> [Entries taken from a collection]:
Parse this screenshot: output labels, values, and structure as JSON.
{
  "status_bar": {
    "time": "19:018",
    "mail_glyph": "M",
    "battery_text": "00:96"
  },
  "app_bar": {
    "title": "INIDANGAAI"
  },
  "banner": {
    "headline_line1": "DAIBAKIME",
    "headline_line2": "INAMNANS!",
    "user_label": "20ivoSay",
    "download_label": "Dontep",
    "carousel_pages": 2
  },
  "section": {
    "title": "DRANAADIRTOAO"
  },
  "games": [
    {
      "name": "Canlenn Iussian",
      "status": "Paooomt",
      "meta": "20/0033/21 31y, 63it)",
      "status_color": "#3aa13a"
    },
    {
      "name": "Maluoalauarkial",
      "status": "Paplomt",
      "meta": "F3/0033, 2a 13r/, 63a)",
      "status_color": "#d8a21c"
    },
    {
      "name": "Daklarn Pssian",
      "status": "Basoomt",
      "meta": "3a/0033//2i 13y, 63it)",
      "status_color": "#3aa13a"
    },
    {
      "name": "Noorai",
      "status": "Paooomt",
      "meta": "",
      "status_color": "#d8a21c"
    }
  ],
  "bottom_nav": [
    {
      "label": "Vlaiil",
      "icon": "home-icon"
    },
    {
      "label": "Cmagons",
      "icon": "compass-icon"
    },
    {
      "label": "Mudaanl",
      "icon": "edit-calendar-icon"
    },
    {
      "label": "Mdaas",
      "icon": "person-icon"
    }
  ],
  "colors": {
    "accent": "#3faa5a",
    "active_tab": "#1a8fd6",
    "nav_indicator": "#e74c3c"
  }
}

==

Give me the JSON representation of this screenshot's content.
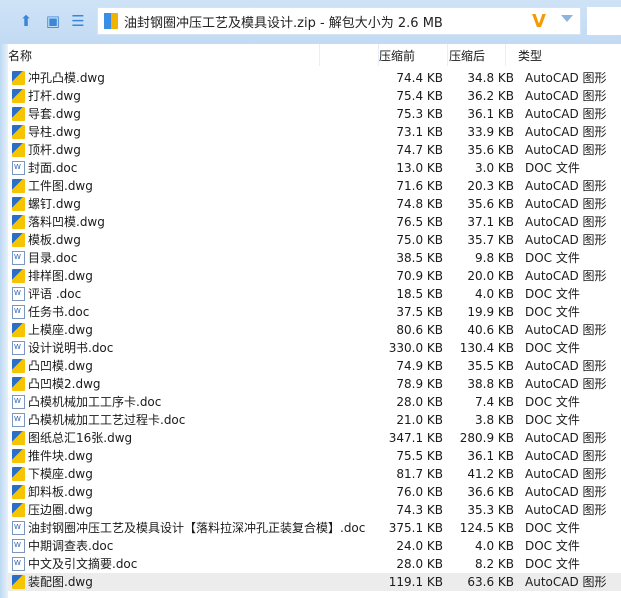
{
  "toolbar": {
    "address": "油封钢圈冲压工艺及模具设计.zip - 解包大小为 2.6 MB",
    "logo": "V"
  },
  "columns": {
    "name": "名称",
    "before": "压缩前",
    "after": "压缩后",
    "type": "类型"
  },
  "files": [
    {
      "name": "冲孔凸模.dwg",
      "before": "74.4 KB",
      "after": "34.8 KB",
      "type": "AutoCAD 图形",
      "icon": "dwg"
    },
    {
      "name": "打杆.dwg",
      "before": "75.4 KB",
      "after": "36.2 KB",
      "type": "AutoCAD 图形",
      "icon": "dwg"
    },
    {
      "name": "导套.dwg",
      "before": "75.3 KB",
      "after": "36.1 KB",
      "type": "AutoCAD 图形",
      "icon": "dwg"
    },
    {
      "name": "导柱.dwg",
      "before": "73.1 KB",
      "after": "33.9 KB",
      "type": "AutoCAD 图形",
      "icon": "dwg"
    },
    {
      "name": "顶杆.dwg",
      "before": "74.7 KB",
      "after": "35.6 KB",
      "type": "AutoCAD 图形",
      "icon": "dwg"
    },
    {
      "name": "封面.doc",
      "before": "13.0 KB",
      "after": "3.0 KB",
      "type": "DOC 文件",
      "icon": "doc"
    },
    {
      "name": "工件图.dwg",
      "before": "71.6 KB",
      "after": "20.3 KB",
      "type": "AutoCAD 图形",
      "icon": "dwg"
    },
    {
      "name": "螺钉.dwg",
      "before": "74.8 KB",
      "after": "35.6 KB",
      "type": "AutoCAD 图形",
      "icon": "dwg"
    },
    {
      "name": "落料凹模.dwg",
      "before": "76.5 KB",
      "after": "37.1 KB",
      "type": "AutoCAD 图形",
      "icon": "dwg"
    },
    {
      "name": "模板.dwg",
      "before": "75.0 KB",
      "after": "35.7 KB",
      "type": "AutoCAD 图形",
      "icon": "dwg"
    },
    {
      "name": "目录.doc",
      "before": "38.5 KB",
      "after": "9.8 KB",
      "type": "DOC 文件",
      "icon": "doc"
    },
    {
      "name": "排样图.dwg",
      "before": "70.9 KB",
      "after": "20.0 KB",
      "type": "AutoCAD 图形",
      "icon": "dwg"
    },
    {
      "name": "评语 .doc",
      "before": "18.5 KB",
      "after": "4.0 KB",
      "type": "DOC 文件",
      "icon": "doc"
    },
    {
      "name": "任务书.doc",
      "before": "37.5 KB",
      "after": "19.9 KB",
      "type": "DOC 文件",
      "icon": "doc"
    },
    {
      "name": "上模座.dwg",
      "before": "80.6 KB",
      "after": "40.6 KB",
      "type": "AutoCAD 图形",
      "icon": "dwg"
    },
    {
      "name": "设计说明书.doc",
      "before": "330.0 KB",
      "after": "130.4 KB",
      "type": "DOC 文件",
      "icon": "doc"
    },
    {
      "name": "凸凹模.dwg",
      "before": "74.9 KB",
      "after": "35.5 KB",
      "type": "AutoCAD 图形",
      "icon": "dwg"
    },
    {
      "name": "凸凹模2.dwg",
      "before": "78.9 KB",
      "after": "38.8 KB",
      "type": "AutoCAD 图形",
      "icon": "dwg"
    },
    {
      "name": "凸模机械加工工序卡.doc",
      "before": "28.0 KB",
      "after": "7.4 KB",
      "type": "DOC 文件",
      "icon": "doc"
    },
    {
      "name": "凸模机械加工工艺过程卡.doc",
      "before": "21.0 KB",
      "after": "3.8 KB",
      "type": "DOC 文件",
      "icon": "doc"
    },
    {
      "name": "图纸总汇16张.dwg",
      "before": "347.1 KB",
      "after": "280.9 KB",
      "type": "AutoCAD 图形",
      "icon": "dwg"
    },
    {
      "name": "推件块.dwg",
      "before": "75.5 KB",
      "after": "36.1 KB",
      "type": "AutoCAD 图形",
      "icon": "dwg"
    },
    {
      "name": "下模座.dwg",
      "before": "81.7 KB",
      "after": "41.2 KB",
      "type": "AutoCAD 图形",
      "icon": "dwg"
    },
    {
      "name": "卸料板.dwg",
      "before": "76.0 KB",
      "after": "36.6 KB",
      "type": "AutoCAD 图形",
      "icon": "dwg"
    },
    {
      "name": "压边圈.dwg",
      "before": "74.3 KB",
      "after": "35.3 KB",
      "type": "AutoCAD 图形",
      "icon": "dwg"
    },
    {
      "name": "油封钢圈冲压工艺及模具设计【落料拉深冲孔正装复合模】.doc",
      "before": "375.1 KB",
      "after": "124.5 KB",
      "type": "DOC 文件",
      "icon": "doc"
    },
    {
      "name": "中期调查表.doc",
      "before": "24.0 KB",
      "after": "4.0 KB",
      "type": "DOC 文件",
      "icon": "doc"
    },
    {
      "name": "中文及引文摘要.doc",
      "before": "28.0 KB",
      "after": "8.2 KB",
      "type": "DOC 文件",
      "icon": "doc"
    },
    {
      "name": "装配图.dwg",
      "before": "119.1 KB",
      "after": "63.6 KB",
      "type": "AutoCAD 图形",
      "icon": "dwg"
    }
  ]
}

> [Set exercise]:
Isolate the lines that hold the word "油封钢圈冲压工艺及模具设计" and copy all of them.

> [Solution below]:
    "address": "油封钢圈冲压工艺及模具设计.zip - 解包大小为 2.6 MB",
      "name": "油封钢圈冲压工艺及模具设计【落料拉深冲孔正装复合模】.doc",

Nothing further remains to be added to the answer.